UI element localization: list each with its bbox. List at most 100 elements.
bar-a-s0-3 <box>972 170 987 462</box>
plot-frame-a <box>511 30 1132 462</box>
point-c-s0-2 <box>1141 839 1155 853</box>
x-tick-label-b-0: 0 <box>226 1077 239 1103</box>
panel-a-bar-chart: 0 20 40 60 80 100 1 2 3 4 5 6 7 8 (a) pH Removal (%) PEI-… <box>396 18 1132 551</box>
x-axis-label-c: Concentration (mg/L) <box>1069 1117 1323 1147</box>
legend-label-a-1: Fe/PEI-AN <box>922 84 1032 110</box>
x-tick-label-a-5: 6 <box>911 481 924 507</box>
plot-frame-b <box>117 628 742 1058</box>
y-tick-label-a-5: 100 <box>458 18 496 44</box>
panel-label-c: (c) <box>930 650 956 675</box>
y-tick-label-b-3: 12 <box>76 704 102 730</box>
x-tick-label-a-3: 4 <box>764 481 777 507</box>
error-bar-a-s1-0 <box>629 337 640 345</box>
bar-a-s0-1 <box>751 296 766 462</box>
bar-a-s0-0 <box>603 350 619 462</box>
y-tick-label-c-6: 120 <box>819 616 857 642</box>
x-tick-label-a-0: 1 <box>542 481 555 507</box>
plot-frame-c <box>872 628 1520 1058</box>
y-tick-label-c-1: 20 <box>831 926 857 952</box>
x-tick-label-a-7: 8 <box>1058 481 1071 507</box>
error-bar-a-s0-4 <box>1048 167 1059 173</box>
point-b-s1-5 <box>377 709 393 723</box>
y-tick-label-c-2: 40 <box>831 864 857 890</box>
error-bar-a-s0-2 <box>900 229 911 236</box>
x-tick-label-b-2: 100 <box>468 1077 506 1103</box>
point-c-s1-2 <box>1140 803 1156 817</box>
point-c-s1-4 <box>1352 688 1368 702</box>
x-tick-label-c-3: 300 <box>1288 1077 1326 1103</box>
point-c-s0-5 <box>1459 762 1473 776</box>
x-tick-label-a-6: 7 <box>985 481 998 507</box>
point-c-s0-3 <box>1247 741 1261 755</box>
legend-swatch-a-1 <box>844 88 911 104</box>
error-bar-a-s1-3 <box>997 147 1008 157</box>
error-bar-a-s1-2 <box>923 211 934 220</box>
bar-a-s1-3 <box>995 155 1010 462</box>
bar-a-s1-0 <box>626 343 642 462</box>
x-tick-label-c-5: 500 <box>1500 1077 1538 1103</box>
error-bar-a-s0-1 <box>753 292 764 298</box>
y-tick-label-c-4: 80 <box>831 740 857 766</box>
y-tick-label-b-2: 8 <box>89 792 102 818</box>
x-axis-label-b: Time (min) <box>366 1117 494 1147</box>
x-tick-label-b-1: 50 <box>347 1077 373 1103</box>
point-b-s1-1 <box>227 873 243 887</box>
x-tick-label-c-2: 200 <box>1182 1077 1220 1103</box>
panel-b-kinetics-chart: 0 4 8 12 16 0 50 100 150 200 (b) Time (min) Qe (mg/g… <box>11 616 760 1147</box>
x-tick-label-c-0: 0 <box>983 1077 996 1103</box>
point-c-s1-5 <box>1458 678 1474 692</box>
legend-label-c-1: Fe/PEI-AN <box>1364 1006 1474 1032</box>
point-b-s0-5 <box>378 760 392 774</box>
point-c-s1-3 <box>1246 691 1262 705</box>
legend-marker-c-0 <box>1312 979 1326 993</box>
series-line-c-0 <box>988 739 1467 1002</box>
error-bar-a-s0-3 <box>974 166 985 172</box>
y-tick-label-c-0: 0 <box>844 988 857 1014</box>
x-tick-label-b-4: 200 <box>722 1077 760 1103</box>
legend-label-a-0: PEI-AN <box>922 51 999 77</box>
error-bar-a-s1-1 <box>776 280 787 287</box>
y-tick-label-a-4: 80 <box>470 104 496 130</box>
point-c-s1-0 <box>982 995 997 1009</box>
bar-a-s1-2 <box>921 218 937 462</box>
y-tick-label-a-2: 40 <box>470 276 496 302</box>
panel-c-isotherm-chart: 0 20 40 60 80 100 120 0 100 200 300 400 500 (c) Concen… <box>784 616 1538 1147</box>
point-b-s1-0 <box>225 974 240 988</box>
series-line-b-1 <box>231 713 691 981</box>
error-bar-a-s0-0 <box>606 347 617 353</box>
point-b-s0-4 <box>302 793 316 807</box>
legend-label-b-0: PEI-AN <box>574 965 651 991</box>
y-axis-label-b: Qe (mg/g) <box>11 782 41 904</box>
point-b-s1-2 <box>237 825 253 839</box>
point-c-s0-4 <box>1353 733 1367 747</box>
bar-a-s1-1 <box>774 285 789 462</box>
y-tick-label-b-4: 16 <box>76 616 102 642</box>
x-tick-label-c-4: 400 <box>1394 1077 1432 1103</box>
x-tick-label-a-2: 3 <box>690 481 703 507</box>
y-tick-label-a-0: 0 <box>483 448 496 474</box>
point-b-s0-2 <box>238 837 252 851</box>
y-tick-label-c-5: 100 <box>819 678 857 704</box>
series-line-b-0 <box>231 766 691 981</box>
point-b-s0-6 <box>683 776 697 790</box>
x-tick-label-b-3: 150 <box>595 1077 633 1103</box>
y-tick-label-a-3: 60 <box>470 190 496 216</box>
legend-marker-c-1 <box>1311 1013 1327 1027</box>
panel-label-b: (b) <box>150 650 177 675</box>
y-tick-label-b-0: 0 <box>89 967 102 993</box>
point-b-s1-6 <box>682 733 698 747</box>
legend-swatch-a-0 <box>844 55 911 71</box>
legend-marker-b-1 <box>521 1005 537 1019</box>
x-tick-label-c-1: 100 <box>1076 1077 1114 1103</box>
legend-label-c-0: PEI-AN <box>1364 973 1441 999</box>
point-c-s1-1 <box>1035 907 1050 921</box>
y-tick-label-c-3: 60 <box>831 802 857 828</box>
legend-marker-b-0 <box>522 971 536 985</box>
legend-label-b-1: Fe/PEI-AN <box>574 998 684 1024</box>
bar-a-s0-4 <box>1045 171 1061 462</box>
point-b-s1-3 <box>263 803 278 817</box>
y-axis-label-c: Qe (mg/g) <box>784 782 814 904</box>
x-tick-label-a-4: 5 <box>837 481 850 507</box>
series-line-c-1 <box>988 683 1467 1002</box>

_Exercise aim_. Output every line of the records above verbatim, with no additions or omissions.

_Solution to the problem_.
UI element localization: list each with its bbox. List at most 100 elements.
bar-a-s0-3 <box>972 170 987 462</box>
plot-frame-a <box>511 30 1132 462</box>
point-c-s0-2 <box>1141 839 1155 853</box>
x-tick-label-b-0: 0 <box>226 1077 239 1103</box>
panel-a-bar-chart: 0 20 40 60 80 100 1 2 3 4 5 6 7 8 (a) pH Removal (%) PEI-… <box>396 18 1132 551</box>
x-axis-label-c: Concentration (mg/L) <box>1069 1117 1323 1147</box>
legend-label-a-1: Fe/PEI-AN <box>922 84 1032 110</box>
x-tick-label-a-5: 6 <box>911 481 924 507</box>
plot-frame-b <box>117 628 742 1058</box>
y-tick-label-a-5: 100 <box>458 18 496 44</box>
panel-label-c: (c) <box>930 650 956 675</box>
y-tick-label-b-3: 12 <box>76 704 102 730</box>
x-tick-label-a-3: 4 <box>764 481 777 507</box>
error-bar-a-s1-0 <box>629 337 640 345</box>
bar-a-s0-1 <box>751 296 766 462</box>
bar-a-s0-0 <box>603 350 619 462</box>
y-tick-label-c-6: 120 <box>819 616 857 642</box>
x-tick-label-a-0: 1 <box>542 481 555 507</box>
plot-frame-c <box>872 628 1520 1058</box>
y-tick-label-c-1: 20 <box>831 926 857 952</box>
x-tick-label-a-7: 8 <box>1058 481 1071 507</box>
error-bar-a-s0-4 <box>1048 167 1059 173</box>
point-b-s1-5 <box>377 709 393 723</box>
y-tick-label-c-2: 40 <box>831 864 857 890</box>
error-bar-a-s0-2 <box>900 229 911 236</box>
x-tick-label-b-2: 100 <box>468 1077 506 1103</box>
point-c-s1-2 <box>1140 803 1156 817</box>
point-c-s1-4 <box>1352 688 1368 702</box>
x-tick-label-c-3: 300 <box>1288 1077 1326 1103</box>
point-c-s0-5 <box>1459 762 1473 776</box>
x-tick-label-a-6: 7 <box>985 481 998 507</box>
point-c-s0-3 <box>1247 741 1261 755</box>
legend-swatch-a-1 <box>844 88 911 104</box>
error-bar-a-s1-3 <box>997 147 1008 157</box>
error-bar-a-s1-2 <box>923 211 934 220</box>
bar-a-s1-3 <box>995 155 1010 462</box>
bar-a-s1-0 <box>626 343 642 462</box>
x-tick-label-c-5: 500 <box>1500 1077 1538 1103</box>
error-bar-a-s0-1 <box>753 292 764 298</box>
y-tick-label-c-4: 80 <box>831 740 857 766</box>
y-tick-label-b-2: 8 <box>89 792 102 818</box>
x-axis-label-b: Time (min) <box>366 1117 494 1147</box>
x-tick-label-b-1: 50 <box>347 1077 373 1103</box>
point-b-s1-1 <box>227 873 243 887</box>
x-tick-label-c-2: 200 <box>1182 1077 1220 1103</box>
panel-b-kinetics-chart: 0 4 8 12 16 0 50 100 150 200 (b) Time (min) Qe (mg/g… <box>11 616 760 1147</box>
x-tick-label-c-0: 0 <box>983 1077 996 1103</box>
point-c-s1-5 <box>1458 678 1474 692</box>
legend-label-c-1: Fe/PEI-AN <box>1364 1006 1474 1032</box>
point-b-s0-5 <box>378 760 392 774</box>
point-c-s1-3 <box>1246 691 1262 705</box>
legend-marker-c-0 <box>1312 979 1326 993</box>
series-line-c-0 <box>988 739 1467 1002</box>
error-bar-a-s0-3 <box>974 166 985 172</box>
y-tick-label-c-0: 0 <box>844 988 857 1014</box>
x-tick-label-b-4: 200 <box>722 1077 760 1103</box>
legend-label-a-0: PEI-AN <box>922 51 999 77</box>
error-bar-a-s1-1 <box>776 280 787 287</box>
y-tick-label-a-4: 80 <box>470 104 496 130</box>
point-c-s1-0 <box>982 995 997 1009</box>
bar-a-s1-2 <box>921 218 937 462</box>
y-tick-label-a-2: 40 <box>470 276 496 302</box>
panel-c-isotherm-chart: 0 20 40 60 80 100 120 0 100 200 300 400 500 (c) Concen… <box>784 616 1538 1147</box>
point-b-s1-0 <box>225 974 240 988</box>
series-line-b-1 <box>231 713 691 981</box>
error-bar-a-s0-0 <box>606 347 617 353</box>
point-b-s0-4 <box>302 793 316 807</box>
legend-label-b-0: PEI-AN <box>574 965 651 991</box>
y-axis-label-b: Qe (mg/g) <box>11 782 41 904</box>
point-b-s1-2 <box>237 825 253 839</box>
point-c-s0-4 <box>1353 733 1367 747</box>
bar-a-s1-1 <box>774 285 789 462</box>
y-tick-label-b-4: 16 <box>76 616 102 642</box>
x-tick-label-c-4: 400 <box>1394 1077 1432 1103</box>
x-tick-label-a-2: 3 <box>690 481 703 507</box>
y-tick-label-a-0: 0 <box>483 448 496 474</box>
point-b-s0-2 <box>238 837 252 851</box>
y-tick-label-c-5: 100 <box>819 678 857 704</box>
series-line-b-0 <box>231 766 691 981</box>
point-b-s0-6 <box>683 776 697 790</box>
x-tick-label-b-3: 150 <box>595 1077 633 1103</box>
y-tick-label-a-3: 60 <box>470 190 496 216</box>
legend-marker-c-1 <box>1311 1013 1327 1027</box>
panel-label-b: (b) <box>150 650 177 675</box>
y-tick-label-b-0: 0 <box>89 967 102 993</box>
point-b-s1-6 <box>682 733 698 747</box>
legend-swatch-a-0 <box>844 55 911 71</box>
legend-marker-b-1 <box>521 1005 537 1019</box>
x-tick-label-c-1: 100 <box>1076 1077 1114 1103</box>
legend-label-c-0: PEI-AN <box>1364 973 1441 999</box>
point-c-s1-1 <box>1035 907 1050 921</box>
y-tick-label-c-3: 60 <box>831 802 857 828</box>
legend-marker-b-0 <box>522 971 536 985</box>
legend-label-b-1: Fe/PEI-AN <box>574 998 684 1024</box>
bar-a-s0-4 <box>1045 171 1061 462</box>
point-b-s1-3 <box>263 803 278 817</box>
y-axis-label-c: Qe (mg/g) <box>784 782 814 904</box>
x-tick-label-a-4: 5 <box>837 481 850 507</box>
series-line-c-1 <box>988 683 1467 1002</box>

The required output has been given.